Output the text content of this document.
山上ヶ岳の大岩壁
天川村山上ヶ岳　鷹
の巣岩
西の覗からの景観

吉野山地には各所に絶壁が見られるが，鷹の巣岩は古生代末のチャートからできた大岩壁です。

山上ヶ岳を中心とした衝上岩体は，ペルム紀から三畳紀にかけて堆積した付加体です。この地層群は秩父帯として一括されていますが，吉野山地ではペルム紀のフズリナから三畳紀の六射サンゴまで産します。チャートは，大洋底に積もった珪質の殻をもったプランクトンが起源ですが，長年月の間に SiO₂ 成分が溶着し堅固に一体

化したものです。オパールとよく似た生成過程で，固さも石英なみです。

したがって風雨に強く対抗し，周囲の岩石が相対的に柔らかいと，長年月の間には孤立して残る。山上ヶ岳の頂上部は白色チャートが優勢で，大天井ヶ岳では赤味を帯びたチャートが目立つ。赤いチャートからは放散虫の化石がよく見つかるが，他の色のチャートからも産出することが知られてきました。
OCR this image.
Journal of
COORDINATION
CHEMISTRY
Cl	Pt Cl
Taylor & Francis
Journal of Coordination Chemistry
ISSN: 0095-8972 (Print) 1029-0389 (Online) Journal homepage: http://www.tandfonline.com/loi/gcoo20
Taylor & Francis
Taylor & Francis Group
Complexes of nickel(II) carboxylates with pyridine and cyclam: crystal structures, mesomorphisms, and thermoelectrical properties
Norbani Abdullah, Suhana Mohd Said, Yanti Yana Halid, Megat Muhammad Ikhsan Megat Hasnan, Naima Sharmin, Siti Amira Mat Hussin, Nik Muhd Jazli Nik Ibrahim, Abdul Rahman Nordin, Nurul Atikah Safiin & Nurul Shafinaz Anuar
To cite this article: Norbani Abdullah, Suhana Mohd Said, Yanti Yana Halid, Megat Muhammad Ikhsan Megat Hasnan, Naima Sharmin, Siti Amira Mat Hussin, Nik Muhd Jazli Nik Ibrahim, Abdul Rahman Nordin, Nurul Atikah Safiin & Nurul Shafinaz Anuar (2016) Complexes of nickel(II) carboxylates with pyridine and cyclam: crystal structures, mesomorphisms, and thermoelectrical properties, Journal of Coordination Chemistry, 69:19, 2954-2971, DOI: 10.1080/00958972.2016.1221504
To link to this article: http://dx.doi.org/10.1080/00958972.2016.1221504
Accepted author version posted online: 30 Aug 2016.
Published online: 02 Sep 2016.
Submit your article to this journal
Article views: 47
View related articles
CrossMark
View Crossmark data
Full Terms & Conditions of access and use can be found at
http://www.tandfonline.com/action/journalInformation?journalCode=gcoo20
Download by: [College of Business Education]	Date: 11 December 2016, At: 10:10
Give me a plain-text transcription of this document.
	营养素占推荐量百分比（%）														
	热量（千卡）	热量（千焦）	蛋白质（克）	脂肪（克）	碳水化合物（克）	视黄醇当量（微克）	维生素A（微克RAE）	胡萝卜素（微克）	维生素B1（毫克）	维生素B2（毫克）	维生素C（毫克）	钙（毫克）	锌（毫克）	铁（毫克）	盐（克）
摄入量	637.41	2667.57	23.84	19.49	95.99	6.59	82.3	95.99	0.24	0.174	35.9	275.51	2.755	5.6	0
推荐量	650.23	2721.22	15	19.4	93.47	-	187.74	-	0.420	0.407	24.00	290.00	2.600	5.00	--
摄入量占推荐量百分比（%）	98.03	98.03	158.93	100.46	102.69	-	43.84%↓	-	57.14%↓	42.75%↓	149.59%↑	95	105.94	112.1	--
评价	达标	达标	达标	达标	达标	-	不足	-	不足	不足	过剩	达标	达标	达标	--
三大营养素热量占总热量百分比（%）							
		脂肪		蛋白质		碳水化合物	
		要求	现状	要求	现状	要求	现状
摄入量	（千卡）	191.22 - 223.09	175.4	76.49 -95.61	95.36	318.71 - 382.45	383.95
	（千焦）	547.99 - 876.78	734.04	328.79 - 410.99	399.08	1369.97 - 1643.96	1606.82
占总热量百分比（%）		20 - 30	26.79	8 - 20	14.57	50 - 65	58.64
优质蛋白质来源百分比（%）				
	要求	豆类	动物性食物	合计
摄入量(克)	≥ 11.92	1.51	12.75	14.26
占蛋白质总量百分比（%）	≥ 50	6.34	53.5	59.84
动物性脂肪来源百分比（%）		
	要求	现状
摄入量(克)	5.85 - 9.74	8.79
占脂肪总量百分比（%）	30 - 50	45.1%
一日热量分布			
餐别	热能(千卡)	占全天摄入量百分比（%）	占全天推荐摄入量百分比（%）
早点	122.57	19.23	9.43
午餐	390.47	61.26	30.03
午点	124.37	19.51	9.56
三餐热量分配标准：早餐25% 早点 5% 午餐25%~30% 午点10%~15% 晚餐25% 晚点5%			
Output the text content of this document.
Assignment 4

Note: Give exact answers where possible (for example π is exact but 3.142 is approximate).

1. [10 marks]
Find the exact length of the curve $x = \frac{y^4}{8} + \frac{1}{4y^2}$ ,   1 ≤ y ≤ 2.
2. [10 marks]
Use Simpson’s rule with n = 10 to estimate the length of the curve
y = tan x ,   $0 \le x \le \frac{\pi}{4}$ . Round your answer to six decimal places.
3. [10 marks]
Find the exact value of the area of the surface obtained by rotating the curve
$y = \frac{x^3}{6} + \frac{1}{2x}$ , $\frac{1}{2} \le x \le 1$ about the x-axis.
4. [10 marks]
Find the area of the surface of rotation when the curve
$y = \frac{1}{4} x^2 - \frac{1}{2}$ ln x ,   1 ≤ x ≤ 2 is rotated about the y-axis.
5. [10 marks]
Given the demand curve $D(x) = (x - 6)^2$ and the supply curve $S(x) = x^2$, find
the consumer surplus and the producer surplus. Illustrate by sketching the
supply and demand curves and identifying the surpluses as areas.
==*==
• Exercise details
Copy down every line of the entries containing the word "nickel".

• Solved problem
Complexes of nickel(II) carboxylates with pyridine and cyclam: crystal structures, mesomorphisms, and thermoelectrical properties
To cite this article: Norbani Abdullah, Suhana Mohd Said, Yanti Yana Halid, Megat Muhammad Ikhsan Megat Hasnan, Naima Sharmin, Siti Amira Mat Hussin, Nik Muhd Jazli Nik Ibrahim, Abdul Rahman Nordin, Nurul Atikah Safiin & Nurul Shafinaz Anuar (2016) Complexes of nickel(II) carboxylates with pyridine and cyclam: crystal structures, mesomorphisms, and thermoelectrical properties, Journal of Coordination Chemistry, 69:19, 2954-2971, DOI: 10.1080/00958972.2016.1221504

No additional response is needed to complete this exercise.